**Exercise directions**
Find the lines below that contain the string "afin". Copy each one.
=-=-=
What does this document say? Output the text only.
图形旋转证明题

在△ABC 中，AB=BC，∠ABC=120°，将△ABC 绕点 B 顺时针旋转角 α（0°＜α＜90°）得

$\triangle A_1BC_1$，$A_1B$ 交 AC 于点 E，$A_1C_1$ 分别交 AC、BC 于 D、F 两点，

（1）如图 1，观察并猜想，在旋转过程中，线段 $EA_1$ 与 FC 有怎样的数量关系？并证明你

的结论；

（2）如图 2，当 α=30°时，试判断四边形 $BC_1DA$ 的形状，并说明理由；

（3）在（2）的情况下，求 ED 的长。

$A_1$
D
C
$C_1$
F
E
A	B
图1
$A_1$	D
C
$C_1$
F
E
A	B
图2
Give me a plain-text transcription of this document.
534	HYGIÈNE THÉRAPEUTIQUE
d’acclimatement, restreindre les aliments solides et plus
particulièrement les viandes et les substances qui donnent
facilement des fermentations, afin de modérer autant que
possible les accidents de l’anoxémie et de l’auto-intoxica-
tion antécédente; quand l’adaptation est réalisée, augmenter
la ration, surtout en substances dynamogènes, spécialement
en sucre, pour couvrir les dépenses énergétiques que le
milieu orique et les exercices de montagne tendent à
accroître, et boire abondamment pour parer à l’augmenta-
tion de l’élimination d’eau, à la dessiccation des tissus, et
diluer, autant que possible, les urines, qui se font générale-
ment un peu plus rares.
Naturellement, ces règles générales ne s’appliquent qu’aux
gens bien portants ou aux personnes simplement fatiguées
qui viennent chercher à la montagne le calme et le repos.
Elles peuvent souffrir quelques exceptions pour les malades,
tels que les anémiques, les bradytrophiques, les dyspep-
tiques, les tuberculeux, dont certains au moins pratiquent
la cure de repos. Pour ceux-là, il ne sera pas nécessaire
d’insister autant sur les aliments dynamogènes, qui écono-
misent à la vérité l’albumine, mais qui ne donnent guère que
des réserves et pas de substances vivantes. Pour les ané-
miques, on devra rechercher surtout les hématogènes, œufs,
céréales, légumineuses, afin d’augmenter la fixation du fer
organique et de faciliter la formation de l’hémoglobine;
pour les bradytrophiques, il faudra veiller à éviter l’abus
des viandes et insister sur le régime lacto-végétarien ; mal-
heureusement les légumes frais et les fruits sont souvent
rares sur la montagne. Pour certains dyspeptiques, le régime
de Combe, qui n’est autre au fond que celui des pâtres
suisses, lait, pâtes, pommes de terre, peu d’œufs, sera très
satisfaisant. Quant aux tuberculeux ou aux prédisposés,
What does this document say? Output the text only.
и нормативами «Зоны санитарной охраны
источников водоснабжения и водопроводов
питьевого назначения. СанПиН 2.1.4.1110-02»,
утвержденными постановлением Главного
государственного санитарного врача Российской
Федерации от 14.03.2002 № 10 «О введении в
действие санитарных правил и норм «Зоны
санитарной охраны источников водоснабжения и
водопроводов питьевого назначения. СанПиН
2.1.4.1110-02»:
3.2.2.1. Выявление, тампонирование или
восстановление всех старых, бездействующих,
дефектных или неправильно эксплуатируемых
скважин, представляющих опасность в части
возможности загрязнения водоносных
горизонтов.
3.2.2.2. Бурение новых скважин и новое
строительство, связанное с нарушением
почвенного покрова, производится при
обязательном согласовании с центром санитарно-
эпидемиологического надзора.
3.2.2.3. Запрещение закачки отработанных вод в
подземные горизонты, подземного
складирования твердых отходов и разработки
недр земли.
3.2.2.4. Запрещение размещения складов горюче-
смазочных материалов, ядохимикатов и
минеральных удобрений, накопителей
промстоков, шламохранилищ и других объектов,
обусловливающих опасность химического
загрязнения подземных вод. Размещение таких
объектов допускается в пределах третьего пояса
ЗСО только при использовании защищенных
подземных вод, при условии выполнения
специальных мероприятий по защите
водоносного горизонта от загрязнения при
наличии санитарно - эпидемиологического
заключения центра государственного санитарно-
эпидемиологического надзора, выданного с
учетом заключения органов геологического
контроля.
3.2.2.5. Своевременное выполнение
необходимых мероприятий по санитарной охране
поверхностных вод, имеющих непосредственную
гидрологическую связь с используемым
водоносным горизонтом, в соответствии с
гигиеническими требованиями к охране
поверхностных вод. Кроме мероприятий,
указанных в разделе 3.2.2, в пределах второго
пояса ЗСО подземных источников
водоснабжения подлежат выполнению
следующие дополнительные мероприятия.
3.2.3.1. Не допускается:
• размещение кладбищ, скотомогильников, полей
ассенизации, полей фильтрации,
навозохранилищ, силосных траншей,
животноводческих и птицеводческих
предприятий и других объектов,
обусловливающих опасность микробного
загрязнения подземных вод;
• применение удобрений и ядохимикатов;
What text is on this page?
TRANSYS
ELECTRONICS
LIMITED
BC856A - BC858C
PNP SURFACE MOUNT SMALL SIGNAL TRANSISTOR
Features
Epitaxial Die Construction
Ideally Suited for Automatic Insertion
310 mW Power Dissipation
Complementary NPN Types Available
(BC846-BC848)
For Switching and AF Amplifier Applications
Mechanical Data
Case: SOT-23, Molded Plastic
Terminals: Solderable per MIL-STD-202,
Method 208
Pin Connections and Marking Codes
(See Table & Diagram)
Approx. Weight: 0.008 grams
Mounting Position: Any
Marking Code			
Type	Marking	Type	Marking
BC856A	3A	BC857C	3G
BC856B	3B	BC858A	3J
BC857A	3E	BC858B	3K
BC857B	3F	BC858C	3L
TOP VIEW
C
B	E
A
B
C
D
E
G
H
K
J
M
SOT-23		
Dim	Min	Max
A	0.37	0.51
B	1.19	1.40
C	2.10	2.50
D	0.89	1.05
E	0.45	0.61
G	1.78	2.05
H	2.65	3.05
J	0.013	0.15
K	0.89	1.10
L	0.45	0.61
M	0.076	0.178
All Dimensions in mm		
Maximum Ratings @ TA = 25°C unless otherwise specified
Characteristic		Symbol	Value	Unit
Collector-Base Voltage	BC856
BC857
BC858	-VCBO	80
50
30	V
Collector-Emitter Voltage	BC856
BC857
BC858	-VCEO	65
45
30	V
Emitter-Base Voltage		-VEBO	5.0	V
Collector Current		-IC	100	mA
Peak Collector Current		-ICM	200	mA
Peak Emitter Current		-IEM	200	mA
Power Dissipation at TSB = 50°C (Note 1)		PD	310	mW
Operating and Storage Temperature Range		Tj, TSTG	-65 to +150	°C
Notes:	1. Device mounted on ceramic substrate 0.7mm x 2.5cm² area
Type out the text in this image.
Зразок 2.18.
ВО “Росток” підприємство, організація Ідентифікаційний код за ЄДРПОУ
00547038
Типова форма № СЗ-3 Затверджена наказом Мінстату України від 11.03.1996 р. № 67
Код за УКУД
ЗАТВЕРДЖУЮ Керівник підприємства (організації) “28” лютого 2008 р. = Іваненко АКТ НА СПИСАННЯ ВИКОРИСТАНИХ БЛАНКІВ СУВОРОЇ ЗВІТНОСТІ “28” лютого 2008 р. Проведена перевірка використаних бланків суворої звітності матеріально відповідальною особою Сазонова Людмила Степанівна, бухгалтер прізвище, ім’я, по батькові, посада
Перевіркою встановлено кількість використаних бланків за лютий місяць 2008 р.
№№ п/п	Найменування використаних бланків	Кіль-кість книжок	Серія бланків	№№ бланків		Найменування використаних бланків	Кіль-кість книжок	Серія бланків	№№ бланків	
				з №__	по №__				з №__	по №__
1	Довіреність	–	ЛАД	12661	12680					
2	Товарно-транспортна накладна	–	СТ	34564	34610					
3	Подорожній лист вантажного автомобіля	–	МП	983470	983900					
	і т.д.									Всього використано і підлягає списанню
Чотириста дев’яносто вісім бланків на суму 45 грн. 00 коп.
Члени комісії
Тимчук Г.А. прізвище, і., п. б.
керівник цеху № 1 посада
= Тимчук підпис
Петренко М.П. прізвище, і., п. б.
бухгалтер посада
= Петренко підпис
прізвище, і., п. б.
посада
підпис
=-=-=
**Full response**
facilement des fermentations, afin de modérer autant que
céréales, légumineuses, afin d’augmenter la fixation du fer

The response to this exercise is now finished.